* EXERCISE REQUIREMENTS
Please rewrite the lines below, changing "screenshot" to "capture" and leaving everything else as it is.

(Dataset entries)
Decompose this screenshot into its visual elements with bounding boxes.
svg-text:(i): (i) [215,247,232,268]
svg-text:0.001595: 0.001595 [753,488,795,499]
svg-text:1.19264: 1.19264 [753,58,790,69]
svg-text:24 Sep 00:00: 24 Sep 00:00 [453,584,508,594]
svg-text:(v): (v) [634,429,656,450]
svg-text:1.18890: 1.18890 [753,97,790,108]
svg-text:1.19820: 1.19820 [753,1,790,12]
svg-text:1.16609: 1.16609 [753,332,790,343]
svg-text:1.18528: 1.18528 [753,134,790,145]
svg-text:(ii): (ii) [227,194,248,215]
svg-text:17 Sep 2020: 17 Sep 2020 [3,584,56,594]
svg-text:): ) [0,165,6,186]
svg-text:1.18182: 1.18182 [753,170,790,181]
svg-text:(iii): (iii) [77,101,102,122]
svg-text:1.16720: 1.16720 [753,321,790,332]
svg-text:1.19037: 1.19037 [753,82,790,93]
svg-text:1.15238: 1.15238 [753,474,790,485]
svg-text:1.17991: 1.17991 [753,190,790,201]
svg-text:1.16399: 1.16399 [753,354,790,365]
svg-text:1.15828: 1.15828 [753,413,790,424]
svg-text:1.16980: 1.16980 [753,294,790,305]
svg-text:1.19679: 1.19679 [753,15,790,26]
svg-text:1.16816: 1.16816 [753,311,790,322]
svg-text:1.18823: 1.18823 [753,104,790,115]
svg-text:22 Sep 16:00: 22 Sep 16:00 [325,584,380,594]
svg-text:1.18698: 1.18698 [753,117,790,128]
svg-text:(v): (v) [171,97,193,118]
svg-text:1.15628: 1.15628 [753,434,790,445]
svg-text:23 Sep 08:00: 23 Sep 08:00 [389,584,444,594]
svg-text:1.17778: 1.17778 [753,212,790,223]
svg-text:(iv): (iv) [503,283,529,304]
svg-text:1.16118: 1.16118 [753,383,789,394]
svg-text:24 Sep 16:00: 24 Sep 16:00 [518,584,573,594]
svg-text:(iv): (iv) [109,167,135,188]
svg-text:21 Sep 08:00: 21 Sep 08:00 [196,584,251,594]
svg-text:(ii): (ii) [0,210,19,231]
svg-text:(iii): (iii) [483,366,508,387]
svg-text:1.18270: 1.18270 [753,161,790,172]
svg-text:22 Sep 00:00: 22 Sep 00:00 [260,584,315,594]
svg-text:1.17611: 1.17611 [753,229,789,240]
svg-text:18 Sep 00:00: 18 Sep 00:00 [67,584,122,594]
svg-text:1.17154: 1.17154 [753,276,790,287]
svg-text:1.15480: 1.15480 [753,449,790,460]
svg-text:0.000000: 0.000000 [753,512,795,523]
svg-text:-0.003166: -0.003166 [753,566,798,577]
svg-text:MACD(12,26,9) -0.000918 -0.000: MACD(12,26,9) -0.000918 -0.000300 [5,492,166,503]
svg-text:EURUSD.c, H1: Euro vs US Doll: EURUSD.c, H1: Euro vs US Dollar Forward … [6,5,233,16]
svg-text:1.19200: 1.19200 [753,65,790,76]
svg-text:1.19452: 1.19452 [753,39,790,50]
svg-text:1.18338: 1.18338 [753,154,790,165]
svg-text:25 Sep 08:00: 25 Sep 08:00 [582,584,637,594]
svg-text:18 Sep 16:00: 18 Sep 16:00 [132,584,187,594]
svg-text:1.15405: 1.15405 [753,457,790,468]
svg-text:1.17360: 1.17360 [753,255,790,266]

* OUTPUT OF THE EXERCISE
Decompose this capture into its visual elements with bounding boxes.
svg-text:(i): (i) [215,247,232,268]
svg-text:0.001595: 0.001595 [753,488,795,499]
svg-text:1.19264: 1.19264 [753,58,790,69]
svg-text:24 Sep 00:00: 24 Sep 00:00 [453,584,508,594]
svg-text:(v): (v) [634,429,656,450]
svg-text:1.18890: 1.18890 [753,97,790,108]
svg-text:1.19820: 1.19820 [753,1,790,12]
svg-text:1.16609: 1.16609 [753,332,790,343]
svg-text:1.18528: 1.18528 [753,134,790,145]
svg-text:(ii): (ii) [227,194,248,215]
svg-text:17 Sep 2020: 17 Sep 2020 [3,584,56,594]
svg-text:): ) [0,165,6,186]
svg-text:1.18182: 1.18182 [753,170,790,181]
svg-text:(iii): (iii) [77,101,102,122]
svg-text:1.16720: 1.16720 [753,321,790,332]
svg-text:1.19037: 1.19037 [753,82,790,93]
svg-text:1.15238: 1.15238 [753,474,790,485]
svg-text:1.17991: 1.17991 [753,190,790,201]
svg-text:1.16399: 1.16399 [753,354,790,365]
svg-text:1.15828: 1.15828 [753,413,790,424]
svg-text:1.16980: 1.16980 [753,294,790,305]
svg-text:1.19679: 1.19679 [753,15,790,26]
svg-text:1.16816: 1.16816 [753,311,790,322]
svg-text:1.18823: 1.18823 [753,104,790,115]
svg-text:22 Sep 16:00: 22 Sep 16:00 [325,584,380,594]
svg-text:1.18698: 1.18698 [753,117,790,128]
svg-text:(v): (v) [171,97,193,118]
svg-text:1.15628: 1.15628 [753,434,790,445]
svg-text:23 Sep 08:00: 23 Sep 08:00 [389,584,444,594]
svg-text:1.17778: 1.17778 [753,212,790,223]
svg-text:(iv): (iv) [503,283,529,304]
svg-text:1.16118: 1.16118 [753,383,789,394]
svg-text:24 Sep 16:00: 24 Sep 16:00 [518,584,573,594]
svg-text:(iv): (iv) [109,167,135,188]
svg-text:21 Sep 08:00: 21 Sep 08:00 [196,584,251,594]
svg-text:(ii): (ii) [0,210,19,231]
svg-text:(iii): (iii) [483,366,508,387]
svg-text:1.18270: 1.18270 [753,161,790,172]
svg-text:22 Sep 00:00: 22 Sep 00:00 [260,584,315,594]
svg-text:1.17611: 1.17611 [753,229,789,240]
svg-text:18 Sep 00:00: 18 Sep 00:00 [67,584,122,594]
svg-text:1.17154: 1.17154 [753,276,790,287]
svg-text:1.15480: 1.15480 [753,449,790,460]
svg-text:0.000000: 0.000000 [753,512,795,523]
svg-text:-0.003166: -0.003166 [753,566,798,577]
svg-text:MACD(12,26,9) -0.000918 -0.000: MACD(12,26,9) -0.000918 -0.000300 [5,492,166,503]
svg-text:EURUSD.c, H1: Euro vs US Doll: EURUSD.c, H1: Euro vs US Dollar Forward … [6,5,233,16]
svg-text:1.19200: 1.19200 [753,65,790,76]
svg-text:1.19452: 1.19452 [753,39,790,50]
svg-text:1.18338: 1.18338 [753,154,790,165]
svg-text:25 Sep 08:00: 25 Sep 08:00 [582,584,637,594]
svg-text:18 Sep 16:00: 18 Sep 16:00 [132,584,187,594]
svg-text:1.15405: 1.15405 [753,457,790,468]
svg-text:1.17360: 1.17360 [753,255,790,266]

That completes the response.